━━━━━ DATA TO USE

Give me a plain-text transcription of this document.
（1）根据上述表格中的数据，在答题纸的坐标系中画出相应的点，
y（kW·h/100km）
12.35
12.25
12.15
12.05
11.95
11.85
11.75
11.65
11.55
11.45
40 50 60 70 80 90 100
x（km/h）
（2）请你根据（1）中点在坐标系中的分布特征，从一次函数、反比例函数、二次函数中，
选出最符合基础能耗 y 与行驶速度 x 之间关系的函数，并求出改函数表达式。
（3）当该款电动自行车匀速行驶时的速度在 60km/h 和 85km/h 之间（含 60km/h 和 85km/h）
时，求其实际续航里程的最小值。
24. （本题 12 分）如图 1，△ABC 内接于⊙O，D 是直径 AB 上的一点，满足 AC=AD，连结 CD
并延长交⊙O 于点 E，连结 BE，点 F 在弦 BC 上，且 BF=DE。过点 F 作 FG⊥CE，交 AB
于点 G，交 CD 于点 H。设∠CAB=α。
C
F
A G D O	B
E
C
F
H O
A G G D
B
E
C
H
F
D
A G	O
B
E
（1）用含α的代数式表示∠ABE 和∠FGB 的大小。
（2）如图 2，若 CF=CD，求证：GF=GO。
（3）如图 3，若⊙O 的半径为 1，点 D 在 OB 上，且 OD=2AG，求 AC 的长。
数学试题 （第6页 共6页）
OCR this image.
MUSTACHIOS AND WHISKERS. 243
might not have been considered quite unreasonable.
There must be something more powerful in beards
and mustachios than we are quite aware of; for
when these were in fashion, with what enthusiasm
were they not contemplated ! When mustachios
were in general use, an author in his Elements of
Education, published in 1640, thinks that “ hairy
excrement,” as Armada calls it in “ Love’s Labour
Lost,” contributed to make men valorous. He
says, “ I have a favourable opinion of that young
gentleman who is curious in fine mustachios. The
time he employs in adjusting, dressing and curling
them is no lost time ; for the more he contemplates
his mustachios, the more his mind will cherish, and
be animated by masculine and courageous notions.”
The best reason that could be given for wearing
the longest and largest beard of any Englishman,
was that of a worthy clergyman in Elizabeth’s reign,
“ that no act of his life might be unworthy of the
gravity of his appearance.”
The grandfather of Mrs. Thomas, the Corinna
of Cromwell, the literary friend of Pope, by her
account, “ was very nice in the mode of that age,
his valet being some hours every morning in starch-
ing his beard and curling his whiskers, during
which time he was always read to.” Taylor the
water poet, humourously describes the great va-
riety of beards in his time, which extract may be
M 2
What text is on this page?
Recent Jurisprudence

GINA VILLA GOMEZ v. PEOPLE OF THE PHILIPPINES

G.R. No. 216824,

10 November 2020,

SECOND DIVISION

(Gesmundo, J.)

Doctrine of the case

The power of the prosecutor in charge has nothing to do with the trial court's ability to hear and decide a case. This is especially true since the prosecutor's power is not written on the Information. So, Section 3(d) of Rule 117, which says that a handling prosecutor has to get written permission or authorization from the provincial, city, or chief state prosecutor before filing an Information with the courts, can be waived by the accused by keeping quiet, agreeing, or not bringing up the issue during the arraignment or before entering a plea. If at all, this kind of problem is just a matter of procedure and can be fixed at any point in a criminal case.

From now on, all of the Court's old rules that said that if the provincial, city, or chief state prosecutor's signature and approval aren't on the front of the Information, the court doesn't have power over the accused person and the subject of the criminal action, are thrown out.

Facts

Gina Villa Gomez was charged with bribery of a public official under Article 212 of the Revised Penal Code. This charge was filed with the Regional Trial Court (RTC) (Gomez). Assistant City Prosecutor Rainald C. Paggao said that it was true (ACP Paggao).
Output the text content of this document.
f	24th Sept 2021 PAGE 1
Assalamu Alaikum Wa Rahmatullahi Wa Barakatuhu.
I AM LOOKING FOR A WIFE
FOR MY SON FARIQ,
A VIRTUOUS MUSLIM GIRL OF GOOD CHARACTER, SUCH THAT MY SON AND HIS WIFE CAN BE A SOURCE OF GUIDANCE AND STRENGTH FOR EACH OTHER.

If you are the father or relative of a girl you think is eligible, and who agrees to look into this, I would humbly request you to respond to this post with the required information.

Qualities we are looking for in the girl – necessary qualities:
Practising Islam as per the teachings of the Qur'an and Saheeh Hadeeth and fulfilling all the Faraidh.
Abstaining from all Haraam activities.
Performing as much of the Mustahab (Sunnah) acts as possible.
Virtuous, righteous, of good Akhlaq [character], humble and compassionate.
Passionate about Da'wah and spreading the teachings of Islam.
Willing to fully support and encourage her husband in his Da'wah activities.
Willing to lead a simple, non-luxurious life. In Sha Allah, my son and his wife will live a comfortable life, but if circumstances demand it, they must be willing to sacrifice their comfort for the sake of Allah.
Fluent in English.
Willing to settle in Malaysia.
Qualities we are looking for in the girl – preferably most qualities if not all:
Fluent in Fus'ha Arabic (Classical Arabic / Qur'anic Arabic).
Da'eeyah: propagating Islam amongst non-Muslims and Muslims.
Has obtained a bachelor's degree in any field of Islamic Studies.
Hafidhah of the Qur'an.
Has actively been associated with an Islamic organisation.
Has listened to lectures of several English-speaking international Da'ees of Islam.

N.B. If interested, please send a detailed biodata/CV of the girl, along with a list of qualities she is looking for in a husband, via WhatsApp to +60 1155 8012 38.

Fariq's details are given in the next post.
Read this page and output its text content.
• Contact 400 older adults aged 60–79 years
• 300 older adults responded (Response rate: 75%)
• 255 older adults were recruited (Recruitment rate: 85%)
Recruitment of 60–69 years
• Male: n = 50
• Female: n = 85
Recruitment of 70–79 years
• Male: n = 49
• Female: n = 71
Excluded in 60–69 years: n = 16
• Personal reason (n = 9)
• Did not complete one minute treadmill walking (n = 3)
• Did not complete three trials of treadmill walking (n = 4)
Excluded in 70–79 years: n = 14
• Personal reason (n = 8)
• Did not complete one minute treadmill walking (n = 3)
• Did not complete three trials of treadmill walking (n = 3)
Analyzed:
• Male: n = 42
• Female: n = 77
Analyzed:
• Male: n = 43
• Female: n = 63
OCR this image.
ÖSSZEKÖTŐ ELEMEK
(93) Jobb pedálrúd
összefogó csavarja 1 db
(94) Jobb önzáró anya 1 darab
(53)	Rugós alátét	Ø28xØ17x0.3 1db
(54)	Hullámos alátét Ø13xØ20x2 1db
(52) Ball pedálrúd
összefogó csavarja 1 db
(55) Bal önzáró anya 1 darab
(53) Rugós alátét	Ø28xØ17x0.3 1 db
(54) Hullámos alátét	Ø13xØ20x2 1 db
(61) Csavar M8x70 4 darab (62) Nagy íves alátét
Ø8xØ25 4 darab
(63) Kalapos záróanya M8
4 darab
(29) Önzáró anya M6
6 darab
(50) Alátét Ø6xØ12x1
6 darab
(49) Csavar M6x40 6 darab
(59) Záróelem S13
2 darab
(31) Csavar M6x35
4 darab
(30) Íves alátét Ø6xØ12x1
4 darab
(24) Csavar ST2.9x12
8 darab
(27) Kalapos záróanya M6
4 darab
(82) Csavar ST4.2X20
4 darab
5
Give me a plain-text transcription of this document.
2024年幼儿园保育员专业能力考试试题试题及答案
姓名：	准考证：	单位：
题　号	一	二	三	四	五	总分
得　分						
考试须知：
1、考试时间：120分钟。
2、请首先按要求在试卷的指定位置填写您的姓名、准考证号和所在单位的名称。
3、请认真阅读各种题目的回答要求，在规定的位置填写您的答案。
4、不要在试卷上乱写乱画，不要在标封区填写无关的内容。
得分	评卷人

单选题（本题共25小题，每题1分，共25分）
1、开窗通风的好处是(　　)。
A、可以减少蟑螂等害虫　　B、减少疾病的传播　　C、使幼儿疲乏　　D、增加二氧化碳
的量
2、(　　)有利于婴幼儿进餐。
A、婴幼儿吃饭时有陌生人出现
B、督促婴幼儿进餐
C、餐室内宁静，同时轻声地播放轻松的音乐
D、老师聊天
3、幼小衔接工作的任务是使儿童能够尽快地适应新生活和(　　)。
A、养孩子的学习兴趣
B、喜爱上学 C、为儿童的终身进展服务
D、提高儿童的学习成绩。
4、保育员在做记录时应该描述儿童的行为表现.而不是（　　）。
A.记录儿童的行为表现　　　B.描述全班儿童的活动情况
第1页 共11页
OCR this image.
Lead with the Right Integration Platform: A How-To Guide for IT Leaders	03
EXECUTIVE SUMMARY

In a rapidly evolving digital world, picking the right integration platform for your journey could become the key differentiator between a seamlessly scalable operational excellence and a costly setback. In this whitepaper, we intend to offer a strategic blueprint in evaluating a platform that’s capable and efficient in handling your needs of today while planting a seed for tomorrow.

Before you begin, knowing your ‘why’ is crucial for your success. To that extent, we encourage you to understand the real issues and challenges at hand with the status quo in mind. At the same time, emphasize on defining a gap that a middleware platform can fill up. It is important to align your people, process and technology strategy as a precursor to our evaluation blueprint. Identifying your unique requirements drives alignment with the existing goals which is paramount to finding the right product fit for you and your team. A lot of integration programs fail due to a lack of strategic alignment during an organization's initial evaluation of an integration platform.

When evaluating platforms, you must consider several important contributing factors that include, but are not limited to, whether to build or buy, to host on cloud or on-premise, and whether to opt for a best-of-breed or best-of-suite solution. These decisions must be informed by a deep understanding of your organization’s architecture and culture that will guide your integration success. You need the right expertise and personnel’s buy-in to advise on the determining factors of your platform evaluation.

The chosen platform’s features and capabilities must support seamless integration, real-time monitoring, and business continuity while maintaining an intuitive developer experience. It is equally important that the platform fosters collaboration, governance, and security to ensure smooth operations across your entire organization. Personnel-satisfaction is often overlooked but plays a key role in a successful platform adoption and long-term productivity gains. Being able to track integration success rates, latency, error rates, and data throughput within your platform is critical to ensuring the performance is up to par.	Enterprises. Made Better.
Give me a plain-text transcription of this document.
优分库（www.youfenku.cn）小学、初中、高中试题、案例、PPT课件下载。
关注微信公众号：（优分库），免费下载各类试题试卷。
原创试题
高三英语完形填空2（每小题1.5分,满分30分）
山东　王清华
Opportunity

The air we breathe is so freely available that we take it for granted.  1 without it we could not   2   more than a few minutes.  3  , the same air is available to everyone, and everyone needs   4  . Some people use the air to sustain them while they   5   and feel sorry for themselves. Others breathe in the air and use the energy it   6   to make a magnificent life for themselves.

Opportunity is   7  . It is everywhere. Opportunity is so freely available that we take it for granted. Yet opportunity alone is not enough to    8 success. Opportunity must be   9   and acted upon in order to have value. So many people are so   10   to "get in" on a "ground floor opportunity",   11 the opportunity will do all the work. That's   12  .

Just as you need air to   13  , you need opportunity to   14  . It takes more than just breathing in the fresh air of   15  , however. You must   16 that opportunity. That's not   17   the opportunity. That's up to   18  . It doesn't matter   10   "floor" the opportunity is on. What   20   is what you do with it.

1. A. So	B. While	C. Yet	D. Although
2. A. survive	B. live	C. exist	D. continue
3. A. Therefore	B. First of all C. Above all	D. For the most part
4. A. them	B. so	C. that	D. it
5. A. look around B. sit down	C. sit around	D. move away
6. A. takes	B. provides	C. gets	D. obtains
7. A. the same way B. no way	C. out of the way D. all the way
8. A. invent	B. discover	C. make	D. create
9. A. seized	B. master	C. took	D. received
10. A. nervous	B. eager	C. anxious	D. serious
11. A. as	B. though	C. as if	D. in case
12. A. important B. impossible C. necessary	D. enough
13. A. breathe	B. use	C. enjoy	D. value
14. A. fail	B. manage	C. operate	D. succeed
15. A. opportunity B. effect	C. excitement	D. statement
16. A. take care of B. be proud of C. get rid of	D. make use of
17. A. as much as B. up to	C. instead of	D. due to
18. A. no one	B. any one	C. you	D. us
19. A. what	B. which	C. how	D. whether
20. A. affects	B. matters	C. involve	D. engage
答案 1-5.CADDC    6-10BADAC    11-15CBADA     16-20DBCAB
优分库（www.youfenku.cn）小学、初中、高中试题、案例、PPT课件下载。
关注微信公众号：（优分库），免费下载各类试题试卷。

━━━━━━━━━━

_TASK_:
Your task is to gather every line with the word "complete" and copy it.

_ANSWER FOR THE TASK_:
• Did not complete one minute treadmill walking (n = 3)
• Did not complete three trials of treadmill walking (n = 4)
• Did not complete one minute treadmill walking (n = 3)
• Did not complete three trials of treadmill walking (n = 3)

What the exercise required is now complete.